Task description ▸ Your reply should hold every record exactly as given, with no pictures in it.

Data entries:
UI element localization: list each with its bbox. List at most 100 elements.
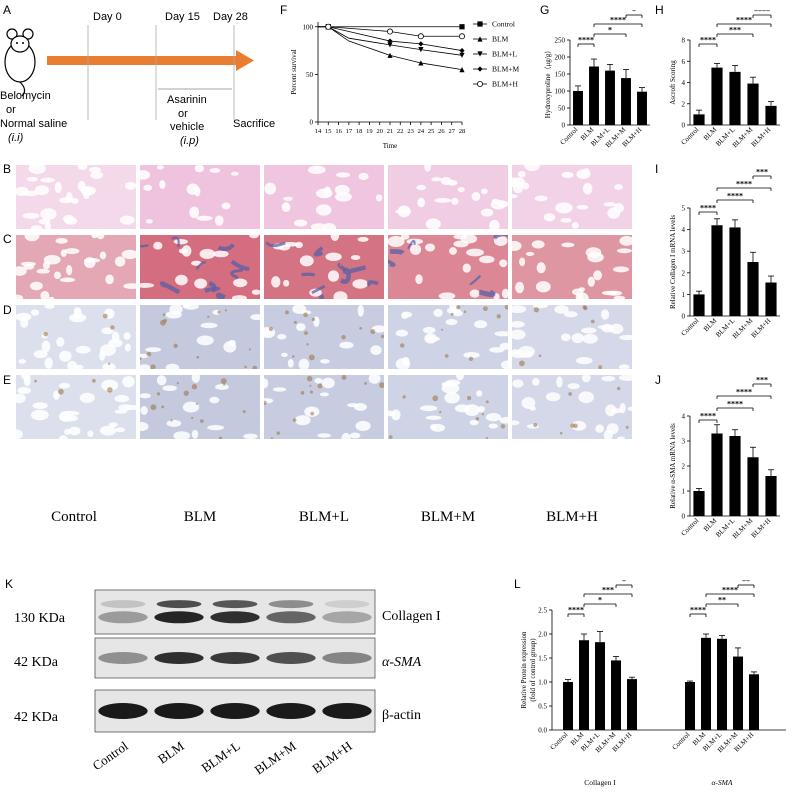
significance-stars: *** [756,168,768,177]
y-tick-label: 0 [310,119,314,127]
protein-label-asma: α-SMA [382,655,422,670]
y-tick-label: 250 [555,37,566,45]
micrograph-d-1 [16,305,136,369]
significance-stars: * [632,10,636,16]
band [154,703,204,719]
x-tick-label: 18 [356,128,363,135]
bar-blm-h [765,282,777,316]
marker [418,47,424,53]
group-label: α-SMA [711,778,732,787]
y-tick-label: 2 [682,463,686,471]
bar-blm-h [765,476,777,516]
lane-label: BLM [155,738,187,767]
legend-label: BLM+M [492,65,519,74]
x-tick-label: 27 [448,128,455,135]
timeline-diagram [4,25,254,120]
significance-stars: **** [700,412,716,421]
kda-label-2: 42 KDa [14,655,58,670]
western-blot: Control BLM BLM+L BLM+M BLM+H [90,589,376,777]
band-upper [268,600,314,609]
x-tick-label: 15 [325,128,332,135]
group-label-blm: BLM [183,509,217,525]
y-tick-label: 8 [682,37,686,45]
significance-stars: ** [718,596,726,605]
y-tick-label: 1 [682,291,686,299]
bleomycin-label: Belomycin [0,90,51,102]
marker [387,52,393,58]
x-axis-label: Time [383,142,398,150]
band [266,652,316,664]
x-tick-label: Control [671,731,692,752]
bar-blm [711,433,723,516]
significance-stars: *** [756,376,768,385]
sacrifice-label: Sacrifice [233,118,276,130]
bar-blm-l [605,70,615,125]
significance-stars: **** [736,180,752,189]
panel-label-k: K [5,577,14,591]
y-tick-label: 0 [562,122,566,130]
legend-label: Control [492,20,515,29]
x-tick-label: 25 [428,128,435,135]
group-label-blm-m: BLM+M [420,509,476,525]
vehicle-label: vehicle [170,121,205,133]
micrograph-c-2 [140,235,260,299]
significance-stars: * [622,580,626,586]
marker [476,81,483,88]
y-tick-label: 0 [682,122,686,130]
panel-label-j: J [655,373,661,387]
y-tick-label: 2 [682,100,686,108]
asarinin-or: or [178,108,188,120]
y-tick-label: 100 [303,23,314,31]
bar-blm [711,225,723,316]
micrograph-e-3 [264,375,384,439]
bar-blm-h [637,91,647,125]
y-tick-label: 4 [682,226,686,234]
band [210,703,260,719]
micrograph-d-5 [512,305,632,369]
significance-stars: * [608,26,612,35]
marker [477,51,483,57]
bar-blm [711,67,723,125]
bar-control [693,114,705,125]
lane-label: BLM+L [199,738,243,775]
bar-0-1 [579,640,589,730]
group-label-blm-h: BLM+H [546,509,598,525]
y-tick-label: 200 [555,54,566,62]
kda-label-1: 130 KDa [14,611,65,626]
micrograph-b-2 [140,165,260,229]
bar-blm-l [729,227,741,316]
y-tick-label: 2 [682,269,686,277]
day-28-label: Day 28 [213,11,248,23]
x-tick-label: 20 [376,128,383,135]
significance-stars: **** [736,388,752,397]
marker [477,66,483,72]
band [98,652,148,664]
y-tick-label: 2.0 [538,631,547,639]
panel-label-l: L [514,577,521,591]
x-tick-label: 19 [366,128,373,135]
series-blm-l: BLM+L [318,24,517,59]
y-tick-label: 1.5 [538,655,547,663]
x-tick-label: BLM+H [750,317,773,340]
band-upper [212,600,258,609]
protein-label-actin: β-actin [382,708,421,723]
bleomycin-or: or [6,104,16,116]
x-tick-label: BLM+H [750,517,773,540]
y-tick-label: 5 [682,205,686,213]
significance-stars: * [598,596,602,605]
marker [417,33,424,40]
panel-label-h: H [655,3,664,17]
micrograph-e-4 [388,375,508,439]
band-upper [324,600,370,609]
bar-1-2 [717,638,727,730]
y-axis-label: Relative α-SMA mRNA levels [669,423,677,509]
band [322,611,372,624]
legend-label: BLM+L [492,50,517,59]
x-tick-label: 28 [459,128,466,135]
micrograph-c-5 [512,235,632,299]
x-tick-label: 21 [387,128,394,135]
band-upper [100,600,146,609]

Response area ▸
UI element localization: list each with its bbox. List at most 100 elements.
significance-stars: *** [756,168,768,177]
y-tick-label: 0 [310,119,314,127]
protein-label-asma: α-SMA [382,655,422,670]
y-tick-label: 250 [555,37,566,45]
micrograph-d-1 [16,305,136,369]
significance-stars: * [632,10,636,16]
band [154,703,204,719]
x-tick-label: 18 [356,128,363,135]
bar-blm-h [765,282,777,316]
marker [418,47,424,53]
group-label: α-SMA [711,778,732,787]
y-tick-label: 2 [682,463,686,471]
bar-blm-h [765,476,777,516]
lane-label: BLM [155,738,187,767]
legend-label: BLM+M [492,65,519,74]
x-tick-label: 27 [448,128,455,135]
timeline-diagram [4,25,254,120]
significance-stars: **** [700,412,716,421]
kda-label-2: 42 KDa [14,655,58,670]
western-blot: Control BLM BLM+L BLM+M BLM+H [90,589,376,777]
band-upper [268,600,314,609]
x-tick-label: 15 [325,128,332,135]
group-label-blm: BLM [183,509,217,525]
y-tick-label: 8 [682,37,686,45]
significance-stars: ** [718,596,726,605]
y-tick-label: 1 [682,291,686,299]
bleomycin-label: Belomycin [0,90,51,102]
marker [387,52,393,58]
x-axis-label: Time [383,142,398,150]
band [266,652,316,664]
x-tick-label: Control [671,731,692,752]
bar-blm [711,433,723,516]
significance-stars: *** [756,376,768,385]
sacrifice-label: Sacrifice [233,118,276,130]
bar-blm-l [605,70,615,125]
significance-stars: **** [736,180,752,189]
panel-label-k: K [5,577,14,591]
y-tick-label: 0 [562,122,566,130]
legend-label: Control [492,20,515,29]
x-tick-label: 25 [428,128,435,135]
group-label-blm-m: BLM+M [420,509,476,525]
vehicle-label: vehicle [170,121,205,133]
micrograph-c-2 [140,235,260,299]
significance-stars: * [622,580,626,586]
marker [476,81,483,88]
y-tick-label: 0 [682,122,686,130]
panel-label-j: J [655,373,661,387]
y-tick-label: 2 [682,100,686,108]
asarinin-or: or [178,108,188,120]
y-tick-label: 100 [303,23,314,31]
bar-blm [711,225,723,316]
micrograph-e-3 [264,375,384,439]
bar-blm-h [637,91,647,125]
y-tick-label: 4 [682,226,686,234]
band [210,703,260,719]
micrograph-d-5 [512,305,632,369]
significance-stars: * [608,26,612,35]
marker [477,51,483,57]
bar-blm [711,67,723,125]
bar-control [693,114,705,125]
lane-label: BLM+L [199,738,243,775]
bar-0-1 [579,640,589,730]
group-label-blm-h: BLM+H [546,509,598,525]
y-tick-label: 200 [555,54,566,62]
kda-label-1: 130 KDa [14,611,65,626]
micrograph-b-2 [140,165,260,229]
bar-blm-l [729,227,741,316]
y-tick-label: 2 [682,269,686,277]
day-28-label: Day 28 [213,11,248,23]
x-tick-label: 20 [376,128,383,135]
significance-stars: **** [736,388,752,397]
marker [477,66,483,72]
band [98,652,148,664]
y-tick-label: 2.0 [538,631,547,639]
panel-label-l: L [514,577,521,591]
x-tick-label: 19 [366,128,373,135]
series-blm-l: BLM+L [318,24,517,59]
y-tick-label: 1.5 [538,655,547,663]
x-tick-label: BLM+H [750,317,773,340]
band-upper [212,600,258,609]
protein-label-actin: β-actin [382,708,421,723]
bleomycin-or: or [6,104,16,116]
x-tick-label: BLM+H [750,517,773,540]
y-tick-label: 5 [682,205,686,213]
significance-stars: * [598,596,602,605]
marker [417,33,424,40]
panel-label-h: H [655,3,664,17]
micrograph-e-4 [388,375,508,439]
band-upper [324,600,370,609]
bar-1-2 [717,638,727,730]
y-axis-label: Relative α-SMA mRNA levels [669,423,677,509]
band [322,611,372,624]
legend-label: BLM+L [492,50,517,59]
x-tick-label: 28 [459,128,466,135]
micrograph-c-5 [512,235,632,299]
x-tick-label: 21 [387,128,394,135]
band-upper [100,600,146,609]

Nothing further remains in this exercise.